::: Information supplied :::

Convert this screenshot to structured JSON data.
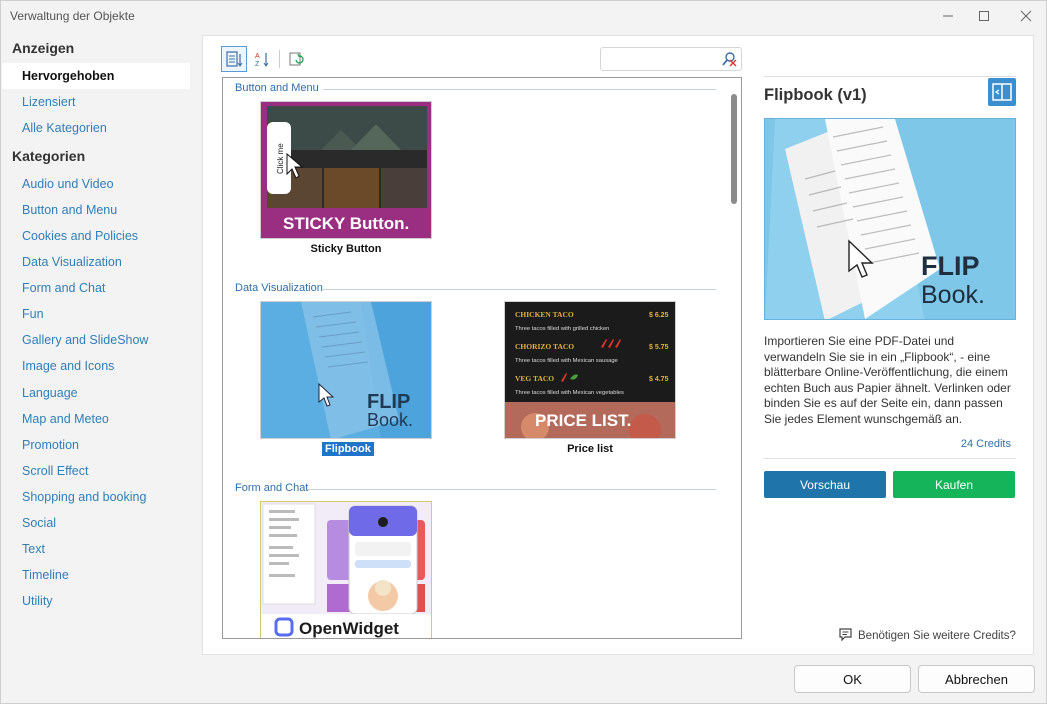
{
  "window": {
    "title": "Verwaltung der Objekte"
  },
  "sidebar": {
    "heading_show": "Anzeigen",
    "show_items": [
      "Hervorgehoben",
      "Lizensiert",
      "Alle Kategorien"
    ],
    "heading_categories": "Kategorien",
    "categories": [
      "Audio und Video",
      "Button and Menu",
      "Cookies and Policies",
      "Data Visualization",
      "Form and Chat",
      "Fun",
      "Gallery and SlideShow",
      "Image and Icons",
      "Language",
      "Map and Meteo",
      "Promotion",
      "Scroll Effect",
      "Shopping and booking",
      "Social",
      "Text",
      "Timeline",
      "Utility"
    ]
  },
  "search": {
    "value": "",
    "placeholder": ""
  },
  "list": {
    "groups": [
      {
        "label": "Button and Menu",
        "items": [
          {
            "caption": "Sticky Button",
            "image_title": "STICKY Button.",
            "tab_text": "Click me"
          }
        ]
      },
      {
        "label": "Data Visualization",
        "items": [
          {
            "caption": "Flipbook",
            "image_title_1": "FLIP",
            "image_title_2": "Book."
          },
          {
            "caption": "Price list",
            "image_title": "PRICE LIST.",
            "menu": [
              {
                "name": "CHICKEN TACO",
                "price": "$ 6.25",
                "desc": "Three tacos filled with grilled chicken"
              },
              {
                "name": "CHORIZO TACO",
                "price": "$ 5.75",
                "desc": "Three tacos filled with Mexican sausage"
              },
              {
                "name": "VEG TACO",
                "price": "$ 4.75",
                "desc": "Three tacos filled with Mexican vegetables"
              }
            ]
          }
        ]
      },
      {
        "label": "Form and Chat",
        "items": [
          {
            "caption": "",
            "image_title": "OpenWidget"
          }
        ]
      }
    ]
  },
  "detail": {
    "title": "Flipbook (v1)",
    "image_title_1": "FLIP",
    "image_title_2": "Book.",
    "description": "Importieren Sie eine PDF-Datei und verwandeln Sie sie in ein „Flipbook“, - eine blätterbare Online-Veröffentlichung, die einem echten Buch aus Papier ähnelt. Verlinken oder binden Sie es auf der Seite ein, dann passen Sie jedes Element wunschgemäß an.",
    "credits": "24 Credits",
    "preview_label": "Vorschau",
    "buy_label": "Kaufen",
    "more_credits": "Benötigen Sie weitere Credits?"
  },
  "footer": {
    "ok_label": "OK",
    "cancel_label": "Abbrechen"
  },
  "colors": {
    "accent": "#2f7fb8",
    "preview": "#1f74a9",
    "buy": "#16b45a",
    "selected": "#1f74c8"
  }
}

:::

**Task prompt**
Write out the entries above word for word. Do not include the pictures.

**Finished exercise**
Convert this screenshot to structured JSON data.
{
  "window": {
    "title": "Verwaltung der Objekte"
  },
  "sidebar": {
    "heading_show": "Anzeigen",
    "show_items": [
      "Hervorgehoben",
      "Lizensiert",
      "Alle Kategorien"
    ],
    "heading_categories": "Kategorien",
    "categories": [
      "Audio und Video",
      "Button and Menu",
      "Cookies and Policies",
      "Data Visualization",
      "Form and Chat",
      "Fun",
      "Gallery and SlideShow",
      "Image and Icons",
      "Language",
      "Map and Meteo",
      "Promotion",
      "Scroll Effect",
      "Shopping and booking",
      "Social",
      "Text",
      "Timeline",
      "Utility"
    ]
  },
  "search": {
    "value": "",
    "placeholder": ""
  },
  "list": {
    "groups": [
      {
        "label": "Button and Menu",
        "items": [
          {
            "caption": "Sticky Button",
            "image_title": "STICKY Button.",
            "tab_text": "Click me"
          }
        ]
      },
      {
        "label": "Data Visualization",
        "items": [
          {
            "caption": "Flipbook",
            "image_title_1": "FLIP",
            "image_title_2": "Book."
          },
          {
            "caption": "Price list",
            "image_title": "PRICE LIST.",
            "menu": [
              {
                "name": "CHICKEN TACO",
                "price": "$ 6.25",
                "desc": "Three tacos filled with grilled chicken"
              },
              {
                "name": "CHORIZO TACO",
                "price": "$ 5.75",
                "desc": "Three tacos filled with Mexican sausage"
              },
              {
                "name": "VEG TACO",
                "price": "$ 4.75",
                "desc": "Three tacos filled with Mexican vegetables"
              }
            ]
          }
        ]
      },
      {
        "label": "Form and Chat",
        "items": [
          {
            "caption": "",
            "image_title": "OpenWidget"
          }
        ]
      }
    ]
  },
  "detail": {
    "title": "Flipbook (v1)",
    "image_title_1": "FLIP",
    "image_title_2": "Book.",
    "description": "Importieren Sie eine PDF-Datei und verwandeln Sie sie in ein „Flipbook“, - eine blätterbare Online-Veröffentlichung, die einem echten Buch aus Papier ähnelt. Verlinken oder binden Sie es auf der Seite ein, dann passen Sie jedes Element wunschgemäß an.",
    "credits": "24 Credits",
    "preview_label": "Vorschau",
    "buy_label": "Kaufen",
    "more_credits": "Benötigen Sie weitere Credits?"
  },
  "footer": {
    "ok_label": "OK",
    "cancel_label": "Abbrechen"
  },
  "colors": {
    "accent": "#2f7fb8",
    "preview": "#1f74a9",
    "buy": "#16b45a",
    "selected": "#1f74c8"
  }
}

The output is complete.